Exercise - Rewrite the material starting with the line that contains "Output each element" and going on through the line that contains "275, 242, 296]", changing every "feature-qualifier" to "feature-modifier" and keeping all else unchanged. Give only those lines.

Information provided -

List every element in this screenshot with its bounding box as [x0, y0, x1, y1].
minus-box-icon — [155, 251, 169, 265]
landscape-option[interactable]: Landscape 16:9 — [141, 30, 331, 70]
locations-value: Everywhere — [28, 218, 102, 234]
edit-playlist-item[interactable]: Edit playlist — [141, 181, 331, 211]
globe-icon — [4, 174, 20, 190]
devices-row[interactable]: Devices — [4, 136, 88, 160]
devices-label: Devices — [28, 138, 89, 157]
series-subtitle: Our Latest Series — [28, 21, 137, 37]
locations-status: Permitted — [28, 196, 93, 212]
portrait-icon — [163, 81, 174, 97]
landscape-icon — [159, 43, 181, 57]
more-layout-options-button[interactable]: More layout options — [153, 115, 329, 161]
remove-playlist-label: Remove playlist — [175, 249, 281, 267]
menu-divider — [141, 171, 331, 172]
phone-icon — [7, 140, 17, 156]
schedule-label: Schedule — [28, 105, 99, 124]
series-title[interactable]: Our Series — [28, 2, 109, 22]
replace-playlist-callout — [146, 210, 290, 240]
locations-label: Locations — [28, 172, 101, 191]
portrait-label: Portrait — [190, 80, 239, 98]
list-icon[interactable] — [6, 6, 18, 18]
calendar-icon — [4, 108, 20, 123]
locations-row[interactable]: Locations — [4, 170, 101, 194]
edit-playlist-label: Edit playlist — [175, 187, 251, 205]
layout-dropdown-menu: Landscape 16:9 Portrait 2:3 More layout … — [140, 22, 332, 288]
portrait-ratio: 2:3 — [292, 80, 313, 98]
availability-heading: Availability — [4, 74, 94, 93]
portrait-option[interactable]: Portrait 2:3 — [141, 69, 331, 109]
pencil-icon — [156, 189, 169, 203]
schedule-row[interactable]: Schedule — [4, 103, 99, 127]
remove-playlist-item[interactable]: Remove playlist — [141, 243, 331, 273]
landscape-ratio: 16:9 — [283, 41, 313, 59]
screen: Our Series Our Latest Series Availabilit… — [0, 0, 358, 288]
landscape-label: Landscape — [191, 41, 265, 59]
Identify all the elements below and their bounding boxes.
...
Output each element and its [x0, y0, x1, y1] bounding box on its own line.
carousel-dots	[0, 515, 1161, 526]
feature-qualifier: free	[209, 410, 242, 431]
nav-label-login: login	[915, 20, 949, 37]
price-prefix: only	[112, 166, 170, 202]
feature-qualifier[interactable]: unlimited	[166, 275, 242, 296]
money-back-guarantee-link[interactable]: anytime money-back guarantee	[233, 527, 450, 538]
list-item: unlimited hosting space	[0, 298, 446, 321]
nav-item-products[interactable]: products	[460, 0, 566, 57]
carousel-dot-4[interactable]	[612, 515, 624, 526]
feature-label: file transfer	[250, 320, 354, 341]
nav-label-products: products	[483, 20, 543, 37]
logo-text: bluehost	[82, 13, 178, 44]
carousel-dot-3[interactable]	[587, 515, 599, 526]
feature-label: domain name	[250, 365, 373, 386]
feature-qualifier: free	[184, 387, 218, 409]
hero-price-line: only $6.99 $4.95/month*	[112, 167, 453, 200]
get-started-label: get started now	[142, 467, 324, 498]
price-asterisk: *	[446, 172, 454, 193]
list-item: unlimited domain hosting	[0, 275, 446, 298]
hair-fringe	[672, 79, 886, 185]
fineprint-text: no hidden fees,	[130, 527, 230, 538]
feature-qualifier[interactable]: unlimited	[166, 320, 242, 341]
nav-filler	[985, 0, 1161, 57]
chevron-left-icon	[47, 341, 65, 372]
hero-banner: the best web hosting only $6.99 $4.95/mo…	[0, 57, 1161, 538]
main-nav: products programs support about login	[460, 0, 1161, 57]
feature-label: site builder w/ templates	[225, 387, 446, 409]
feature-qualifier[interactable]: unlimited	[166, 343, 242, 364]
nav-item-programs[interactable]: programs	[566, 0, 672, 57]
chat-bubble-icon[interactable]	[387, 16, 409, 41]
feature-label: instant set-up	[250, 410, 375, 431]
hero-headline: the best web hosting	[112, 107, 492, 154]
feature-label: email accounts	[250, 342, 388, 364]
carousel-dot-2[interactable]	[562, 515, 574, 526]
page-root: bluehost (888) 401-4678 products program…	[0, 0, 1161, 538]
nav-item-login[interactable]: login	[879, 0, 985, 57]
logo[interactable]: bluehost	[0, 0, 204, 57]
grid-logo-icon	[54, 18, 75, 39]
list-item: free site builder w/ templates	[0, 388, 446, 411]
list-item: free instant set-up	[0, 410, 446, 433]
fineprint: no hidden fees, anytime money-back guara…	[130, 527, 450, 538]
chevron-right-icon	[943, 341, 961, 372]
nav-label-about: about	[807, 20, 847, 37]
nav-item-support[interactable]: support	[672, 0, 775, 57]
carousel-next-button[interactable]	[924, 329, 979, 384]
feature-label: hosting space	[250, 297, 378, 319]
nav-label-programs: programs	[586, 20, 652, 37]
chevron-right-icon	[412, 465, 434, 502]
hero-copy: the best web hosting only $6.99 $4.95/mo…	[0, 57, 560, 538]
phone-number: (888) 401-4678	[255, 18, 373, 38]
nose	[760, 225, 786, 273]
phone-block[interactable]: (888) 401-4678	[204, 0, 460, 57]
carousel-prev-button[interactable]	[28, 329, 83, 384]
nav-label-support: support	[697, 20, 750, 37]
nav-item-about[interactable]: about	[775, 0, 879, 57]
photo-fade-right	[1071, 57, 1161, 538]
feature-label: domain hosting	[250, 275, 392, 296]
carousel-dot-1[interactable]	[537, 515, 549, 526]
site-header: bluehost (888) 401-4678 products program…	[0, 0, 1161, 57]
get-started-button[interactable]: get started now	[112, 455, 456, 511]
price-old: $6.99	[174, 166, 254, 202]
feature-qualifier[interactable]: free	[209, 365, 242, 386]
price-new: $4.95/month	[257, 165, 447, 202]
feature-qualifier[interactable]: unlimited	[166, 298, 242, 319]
==
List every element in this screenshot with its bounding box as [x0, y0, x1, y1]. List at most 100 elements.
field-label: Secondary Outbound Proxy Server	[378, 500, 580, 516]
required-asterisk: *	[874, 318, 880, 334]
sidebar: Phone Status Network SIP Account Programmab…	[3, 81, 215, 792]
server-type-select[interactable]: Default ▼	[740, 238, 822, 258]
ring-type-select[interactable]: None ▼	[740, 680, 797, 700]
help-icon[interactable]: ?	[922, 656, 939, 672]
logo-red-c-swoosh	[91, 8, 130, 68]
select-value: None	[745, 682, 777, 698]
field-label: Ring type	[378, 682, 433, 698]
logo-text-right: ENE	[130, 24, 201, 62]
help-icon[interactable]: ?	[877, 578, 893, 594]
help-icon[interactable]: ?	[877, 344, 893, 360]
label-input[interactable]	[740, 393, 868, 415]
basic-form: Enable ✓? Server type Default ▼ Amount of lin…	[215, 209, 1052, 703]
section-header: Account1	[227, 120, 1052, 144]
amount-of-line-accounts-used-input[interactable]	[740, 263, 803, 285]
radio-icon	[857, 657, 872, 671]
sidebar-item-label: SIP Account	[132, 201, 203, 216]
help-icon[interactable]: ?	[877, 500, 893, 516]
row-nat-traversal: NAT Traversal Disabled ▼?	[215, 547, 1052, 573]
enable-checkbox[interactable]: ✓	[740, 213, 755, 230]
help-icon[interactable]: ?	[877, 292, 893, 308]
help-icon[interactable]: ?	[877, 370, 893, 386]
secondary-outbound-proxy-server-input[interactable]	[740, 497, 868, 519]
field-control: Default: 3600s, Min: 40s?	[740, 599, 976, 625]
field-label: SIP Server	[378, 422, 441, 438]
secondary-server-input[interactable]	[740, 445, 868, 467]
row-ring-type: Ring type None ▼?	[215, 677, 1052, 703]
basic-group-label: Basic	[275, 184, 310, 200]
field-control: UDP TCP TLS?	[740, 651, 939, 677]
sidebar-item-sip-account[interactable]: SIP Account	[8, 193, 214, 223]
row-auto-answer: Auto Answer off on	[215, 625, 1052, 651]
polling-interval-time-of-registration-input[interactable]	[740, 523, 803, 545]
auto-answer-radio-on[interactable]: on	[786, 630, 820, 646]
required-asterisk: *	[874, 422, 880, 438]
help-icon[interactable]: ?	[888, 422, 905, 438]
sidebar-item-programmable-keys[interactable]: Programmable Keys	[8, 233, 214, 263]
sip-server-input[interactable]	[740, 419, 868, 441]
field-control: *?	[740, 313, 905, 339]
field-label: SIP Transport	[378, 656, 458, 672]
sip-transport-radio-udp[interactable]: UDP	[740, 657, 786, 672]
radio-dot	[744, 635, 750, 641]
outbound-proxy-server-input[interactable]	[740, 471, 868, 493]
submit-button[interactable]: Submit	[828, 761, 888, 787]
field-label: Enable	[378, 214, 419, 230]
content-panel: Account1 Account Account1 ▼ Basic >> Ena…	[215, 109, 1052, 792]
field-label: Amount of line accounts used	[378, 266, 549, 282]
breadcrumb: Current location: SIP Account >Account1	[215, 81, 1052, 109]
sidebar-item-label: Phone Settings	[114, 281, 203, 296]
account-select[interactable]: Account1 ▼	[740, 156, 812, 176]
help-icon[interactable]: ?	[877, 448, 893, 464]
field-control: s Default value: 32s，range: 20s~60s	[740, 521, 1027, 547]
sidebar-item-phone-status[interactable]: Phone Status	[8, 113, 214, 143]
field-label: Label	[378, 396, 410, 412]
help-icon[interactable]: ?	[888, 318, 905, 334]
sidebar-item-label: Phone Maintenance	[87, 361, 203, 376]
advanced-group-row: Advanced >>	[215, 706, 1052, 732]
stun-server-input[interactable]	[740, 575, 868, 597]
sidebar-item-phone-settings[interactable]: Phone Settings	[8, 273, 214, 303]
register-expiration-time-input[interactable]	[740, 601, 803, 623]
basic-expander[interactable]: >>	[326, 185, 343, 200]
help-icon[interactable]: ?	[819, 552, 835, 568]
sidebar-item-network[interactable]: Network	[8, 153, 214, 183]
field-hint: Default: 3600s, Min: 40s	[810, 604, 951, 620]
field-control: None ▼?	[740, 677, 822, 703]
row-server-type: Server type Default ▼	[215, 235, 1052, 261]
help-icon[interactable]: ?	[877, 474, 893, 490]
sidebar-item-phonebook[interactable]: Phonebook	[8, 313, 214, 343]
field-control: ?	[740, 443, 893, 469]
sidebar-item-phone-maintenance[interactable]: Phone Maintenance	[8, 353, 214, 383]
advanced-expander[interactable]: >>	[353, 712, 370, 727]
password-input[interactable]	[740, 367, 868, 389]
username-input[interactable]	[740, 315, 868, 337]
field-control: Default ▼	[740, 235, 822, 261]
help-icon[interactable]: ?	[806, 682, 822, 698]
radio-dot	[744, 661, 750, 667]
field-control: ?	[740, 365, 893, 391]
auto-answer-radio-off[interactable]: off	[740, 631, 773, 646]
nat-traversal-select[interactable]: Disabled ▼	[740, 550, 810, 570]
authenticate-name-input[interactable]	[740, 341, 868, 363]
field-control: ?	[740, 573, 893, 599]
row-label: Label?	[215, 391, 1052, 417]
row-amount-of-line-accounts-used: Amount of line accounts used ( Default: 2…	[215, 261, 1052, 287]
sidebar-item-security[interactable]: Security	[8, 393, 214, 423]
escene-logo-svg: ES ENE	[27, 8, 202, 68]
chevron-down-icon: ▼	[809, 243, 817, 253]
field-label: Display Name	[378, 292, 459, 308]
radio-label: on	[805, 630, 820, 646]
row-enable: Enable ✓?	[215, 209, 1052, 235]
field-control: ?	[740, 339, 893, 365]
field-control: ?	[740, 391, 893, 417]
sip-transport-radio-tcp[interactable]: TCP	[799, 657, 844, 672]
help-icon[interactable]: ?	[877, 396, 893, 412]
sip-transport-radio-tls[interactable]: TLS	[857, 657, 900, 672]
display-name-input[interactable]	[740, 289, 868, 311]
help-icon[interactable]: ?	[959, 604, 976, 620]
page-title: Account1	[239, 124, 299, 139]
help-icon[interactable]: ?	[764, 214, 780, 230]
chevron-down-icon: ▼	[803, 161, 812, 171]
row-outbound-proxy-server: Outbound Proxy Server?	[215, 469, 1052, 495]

Output for this exercise -
Output each element and its [x0, y0, x1, y1] bounding box on its own line.
carousel-dots	[0, 515, 1161, 526]
feature-modifier: free	[209, 410, 242, 431]
nav-label-login: login	[915, 20, 949, 37]
price-prefix: only	[112, 166, 170, 202]
feature-modifier[interactable]: unlimited	[166, 275, 242, 296]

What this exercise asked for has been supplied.